##### STORED RECORDS #####
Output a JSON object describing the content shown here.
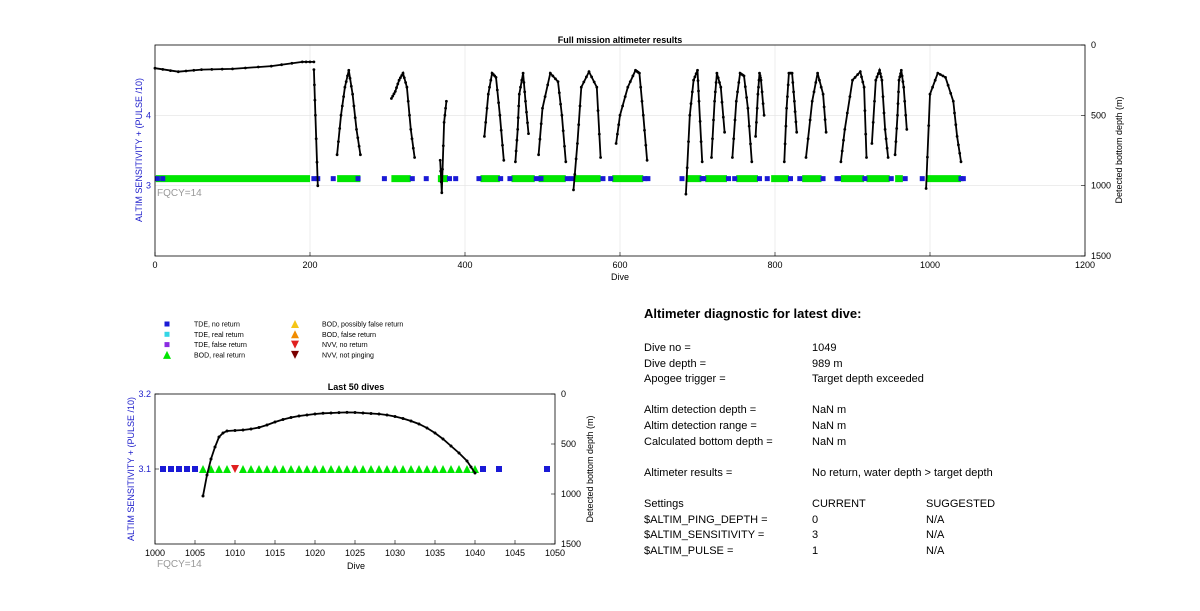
{
  "colors": {
    "tde_no_return": "#1a1ad6",
    "tde_real_return": "#33d6e6",
    "tde_false_return": "#8a2be2",
    "bod_real_return": "#00e600",
    "bod_possibly_false": "#f5c518",
    "bod_false_return": "#f08c00",
    "nvv_no_return": "#e02020",
    "nvv_not_pinging": "#7a0000",
    "depth_line": "#000000",
    "left_axis": "#2222cc",
    "fqcy": "#999999"
  },
  "chart_data": [
    {
      "type": "scatter",
      "title": "Full mission altimeter results",
      "xlabel": "Dive",
      "ylabel": "ALTIM SENSITIVITY + (PULSE /10)",
      "y2label": "Detected bottom depth (m)",
      "xlim": [
        0,
        1200
      ],
      "ylim": [
        2,
        5
      ],
      "y2lim": [
        1500,
        0
      ],
      "xticks": [
        "0",
        "200",
        "400",
        "600",
        "800",
        "1000",
        "1200"
      ],
      "yticks": [
        "3",
        "4"
      ],
      "y2ticks": [
        "0",
        "500",
        "1000",
        "1500"
      ],
      "grid": true,
      "annotation": "FQCY=14",
      "sensitivity_level": 3.1,
      "bod_segments": [
        [
          1,
          200
        ],
        [
          235,
          265
        ],
        [
          305,
          330
        ],
        [
          365,
          378
        ],
        [
          420,
          445
        ],
        [
          460,
          490
        ],
        [
          495,
          530
        ],
        [
          540,
          575
        ],
        [
          590,
          630
        ],
        [
          685,
          705
        ],
        [
          710,
          738
        ],
        [
          750,
          778
        ],
        [
          795,
          818
        ],
        [
          835,
          860
        ],
        [
          885,
          915
        ],
        [
          918,
          948
        ],
        [
          955,
          965
        ],
        [
          995,
          1040
        ]
      ],
      "tde_points": [
        3,
        10,
        205,
        210,
        230,
        262,
        296,
        332,
        350,
        380,
        388,
        418,
        446,
        458,
        492,
        498,
        532,
        538,
        578,
        588,
        632,
        636,
        680,
        706,
        708,
        740,
        748,
        780,
        790,
        820,
        832,
        862,
        880,
        882,
        916,
        950,
        968,
        990,
        1040,
        1043
      ],
      "depth_series": [
        [
          [
            0,
            165
          ],
          [
            30,
            190
          ],
          [
            60,
            175
          ],
          [
            100,
            170
          ],
          [
            150,
            150
          ],
          [
            190,
            120
          ],
          [
            205,
            120
          ]
        ],
        [
          [
            205,
            175
          ],
          [
            207,
            500
          ],
          [
            210,
            1000
          ]
        ],
        [
          [
            235,
            780
          ],
          [
            240,
            500
          ],
          [
            245,
            300
          ],
          [
            250,
            180
          ],
          [
            255,
            350
          ],
          [
            260,
            600
          ],
          [
            265,
            780
          ]
        ],
        [
          [
            305,
            380
          ],
          [
            310,
            330
          ],
          [
            315,
            250
          ],
          [
            320,
            200
          ],
          [
            325,
            300
          ],
          [
            330,
            600
          ],
          [
            335,
            800
          ]
        ],
        [
          [
            368,
            820
          ],
          [
            370,
            1050
          ],
          [
            373,
            550
          ],
          [
            376,
            400
          ]
        ],
        [
          [
            425,
            650
          ],
          [
            430,
            350
          ],
          [
            435,
            200
          ],
          [
            440,
            230
          ],
          [
            445,
            500
          ],
          [
            450,
            820
          ]
        ],
        [
          [
            465,
            830
          ],
          [
            468,
            600
          ],
          [
            470,
            350
          ],
          [
            475,
            200
          ],
          [
            478,
            400
          ],
          [
            482,
            630
          ]
        ],
        [
          [
            495,
            780
          ],
          [
            500,
            450
          ],
          [
            510,
            200
          ],
          [
            520,
            260
          ],
          [
            525,
            500
          ],
          [
            530,
            830
          ]
        ],
        [
          [
            540,
            1030
          ],
          [
            545,
            700
          ],
          [
            550,
            300
          ],
          [
            560,
            190
          ],
          [
            570,
            300
          ],
          [
            575,
            800
          ]
        ],
        [
          [
            595,
            700
          ],
          [
            600,
            500
          ],
          [
            610,
            300
          ],
          [
            620,
            180
          ],
          [
            625,
            200
          ],
          [
            630,
            500
          ],
          [
            635,
            820
          ]
        ],
        [
          [
            685,
            1060
          ],
          [
            690,
            500
          ],
          [
            695,
            250
          ],
          [
            700,
            180
          ],
          [
            702,
            400
          ],
          [
            706,
            830
          ]
        ],
        [
          [
            718,
            800
          ],
          [
            722,
            400
          ],
          [
            725,
            200
          ],
          [
            730,
            300
          ],
          [
            735,
            620
          ]
        ],
        [
          [
            745,
            800
          ],
          [
            750,
            400
          ],
          [
            755,
            200
          ],
          [
            760,
            220
          ],
          [
            765,
            450
          ],
          [
            770,
            830
          ]
        ],
        [
          [
            775,
            650
          ],
          [
            778,
            350
          ],
          [
            780,
            200
          ],
          [
            782,
            250
          ],
          [
            786,
            500
          ]
        ],
        [
          [
            812,
            830
          ],
          [
            815,
            450
          ],
          [
            818,
            200
          ],
          [
            822,
            200
          ],
          [
            825,
            400
          ],
          [
            828,
            620
          ]
        ],
        [
          [
            840,
            800
          ],
          [
            848,
            400
          ],
          [
            855,
            200
          ],
          [
            862,
            350
          ],
          [
            866,
            620
          ]
        ],
        [
          [
            885,
            830
          ],
          [
            890,
            600
          ],
          [
            900,
            250
          ],
          [
            910,
            190
          ],
          [
            915,
            300
          ],
          [
            918,
            800
          ]
        ],
        [
          [
            925,
            700
          ],
          [
            930,
            250
          ],
          [
            935,
            180
          ],
          [
            938,
            250
          ],
          [
            942,
            600
          ],
          [
            946,
            800
          ]
        ],
        [
          [
            955,
            780
          ],
          [
            958,
            500
          ],
          [
            960,
            250
          ],
          [
            963,
            180
          ],
          [
            966,
            300
          ],
          [
            970,
            600
          ]
        ],
        [
          [
            995,
            1020
          ],
          [
            1000,
            350
          ],
          [
            1010,
            200
          ],
          [
            1020,
            230
          ],
          [
            1030,
            400
          ],
          [
            1035,
            650
          ],
          [
            1040,
            830
          ]
        ]
      ]
    },
    {
      "type": "scatter",
      "title": "Last 50 dives",
      "xlabel": "Dive",
      "ylabel": "ALTIM SENSITIVITY + (PULSE /10)",
      "y2label": "Detected bottom depth (m)",
      "xlim": [
        1000,
        1050
      ],
      "ylim": [
        3.0,
        3.2
      ],
      "y2lim": [
        1500,
        0
      ],
      "xticks": [
        "1000",
        "1005",
        "1010",
        "1015",
        "1020",
        "1025",
        "1030",
        "1035",
        "1040",
        "1045",
        "1050"
      ],
      "yticks": [
        "3.1",
        "3.2"
      ],
      "y2ticks": [
        "0",
        "500",
        "1000",
        "1500"
      ],
      "annotation": "FQCY=14",
      "sensitivity_level": 3.1,
      "tde_points": [
        1001,
        1002,
        1003,
        1004,
        1005,
        1041,
        1043,
        1049
      ],
      "bod_points": [
        1006,
        1007,
        1008,
        1009,
        1011,
        1012,
        1013,
        1014,
        1015,
        1016,
        1017,
        1018,
        1019,
        1020,
        1021,
        1022,
        1023,
        1024,
        1025,
        1026,
        1027,
        1028,
        1029,
        1030,
        1031,
        1032,
        1033,
        1034,
        1035,
        1036,
        1037,
        1038,
        1039,
        1040
      ],
      "nvv_no_return_points": [
        1010
      ],
      "depth": [
        [
          1006,
          1020
        ],
        [
          1006.5,
          810
        ],
        [
          1007,
          650
        ],
        [
          1007.5,
          530
        ],
        [
          1008,
          430
        ],
        [
          1008.5,
          390
        ],
        [
          1009,
          370
        ],
        [
          1010,
          365
        ],
        [
          1011,
          360
        ],
        [
          1012,
          350
        ],
        [
          1013,
          335
        ],
        [
          1014,
          310
        ],
        [
          1015,
          280
        ],
        [
          1016,
          255
        ],
        [
          1017,
          235
        ],
        [
          1018,
          220
        ],
        [
          1019,
          210
        ],
        [
          1020,
          200
        ],
        [
          1021,
          193
        ],
        [
          1022,
          190
        ],
        [
          1023,
          186
        ],
        [
          1024,
          184
        ],
        [
          1025,
          185
        ],
        [
          1026,
          190
        ],
        [
          1027,
          195
        ],
        [
          1028,
          200
        ],
        [
          1029,
          210
        ],
        [
          1030,
          225
        ],
        [
          1031,
          245
        ],
        [
          1032,
          270
        ],
        [
          1033,
          300
        ],
        [
          1034,
          340
        ],
        [
          1035,
          390
        ],
        [
          1036,
          450
        ],
        [
          1037,
          520
        ],
        [
          1038,
          590
        ],
        [
          1039,
          670
        ],
        [
          1039.5,
          730
        ],
        [
          1040,
          790
        ]
      ]
    }
  ],
  "legend": {
    "items": [
      {
        "label": "TDE, no return",
        "marker": "square",
        "color_key": "tde_no_return"
      },
      {
        "label": "TDE, real return",
        "marker": "square",
        "color_key": "tde_real_return"
      },
      {
        "label": "TDE, false return",
        "marker": "square",
        "color_key": "tde_false_return"
      },
      {
        "label": "BOD, real return",
        "marker": "triangle-up",
        "color_key": "bod_real_return"
      },
      {
        "label": "BOD, possibly false return",
        "marker": "triangle-up",
        "color_key": "bod_possibly_false"
      },
      {
        "label": "BOD, false return",
        "marker": "triangle-up",
        "color_key": "bod_false_return"
      },
      {
        "label": "NVV, no return",
        "marker": "triangle-down",
        "color_key": "nvv_no_return"
      },
      {
        "label": "NVV, not pinging",
        "marker": "triangle-down",
        "color_key": "nvv_not_pinging"
      }
    ]
  },
  "diagnostic": {
    "title": "Altimeter diagnostic for latest dive:",
    "dive_no_label": "Dive no =",
    "dive_no": "1049",
    "dive_depth_label": "Dive depth =",
    "dive_depth": "989 m",
    "apogee_label": "Apogee trigger =",
    "apogee": "Target depth exceeded",
    "detection_depth_label": "Altim detection depth =",
    "detection_depth": "NaN m",
    "detection_range_label": "Altim detection range =",
    "detection_range": "NaN m",
    "bottom_depth_label": "Calculated bottom depth =",
    "bottom_depth": "NaN m",
    "results_label": "Altimeter results =",
    "results": "No return, water depth > target depth",
    "settings_header": "Settings",
    "current_header": "CURRENT",
    "suggested_header": "SUGGESTED",
    "settings": [
      {
        "name": "$ALTIM_PING_DEPTH =",
        "current": "0",
        "suggested": "N/A"
      },
      {
        "name": "$ALTIM_SENSITIVITY =",
        "current": "3",
        "suggested": "N/A"
      },
      {
        "name": "$ALTIM_PULSE =",
        "current": "1",
        "suggested": "N/A"
      }
    ]
  }
}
#####
### EXERCISE DIRECTIONS
State the number of lines holding the word "name" in the listing. Add nothing else.

### TASK SOLUTION
3